● THE REQUEST: Every entry below should be repeated exactly; the pictures should not.

● DATASET RECORDS:
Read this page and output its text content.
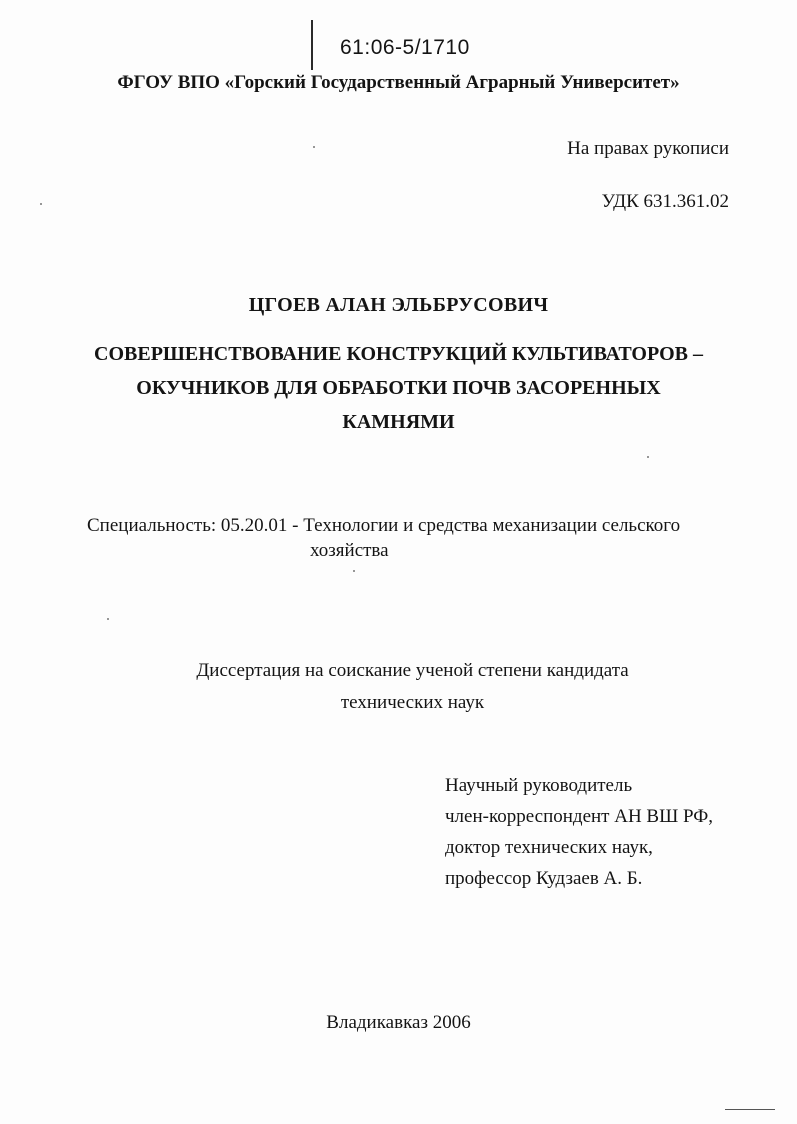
61:06-5/1710
ФГОУ ВПО «Горский Государственный Аграрный Университет»
На правах рукописи
УДК 631.361.02
ЦГОЕВ АЛАН ЭЛЬБРУСОВИЧ
СОВЕРШЕНСТВОВАНИЕ КОНСТРУКЦИЙ КУЛЬТИВАТОРОВ –
ОКУЧНИКОВ ДЛЯ ОБРАБОТКИ ПОЧВ ЗАСОРЕННЫХ
КАМНЯМИ
Специальность: 05.20.01 - Технологии и средства механизации сельского
хозяйства
Диссертация на соискание ученой степени кандидата
технических наук
Научный руководитель
член-корреспондент АН ВШ РФ,
доктор технических наук,
профессор Кудзаев А. Б.
Владикавказ 2006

● EXERCISE SOLUTION:
Read this page and output its text content.
61:06-5/1710
ФГОУ ВПО «Горский Государственный Аграрный Университет»
На правах рукописи
УДК 631.361.02
ЦГОЕВ АЛАН ЭЛЬБРУСОВИЧ
СОВЕРШЕНСТВОВАНИЕ КОНСТРУКЦИЙ КУЛЬТИВАТОРОВ –
ОКУЧНИКОВ ДЛЯ ОБРАБОТКИ ПОЧВ ЗАСОРЕННЫХ
КАМНЯМИ
Специальность: 05.20.01 - Технологии и средства механизации сельского
хозяйства
Диссертация на соискание ученой степени кандидата
технических наук
Научный руководитель
член-корреспондент АН ВШ РФ,
доктор технических наук,
профессор Кудзаев А. Б.
Владикавказ 2006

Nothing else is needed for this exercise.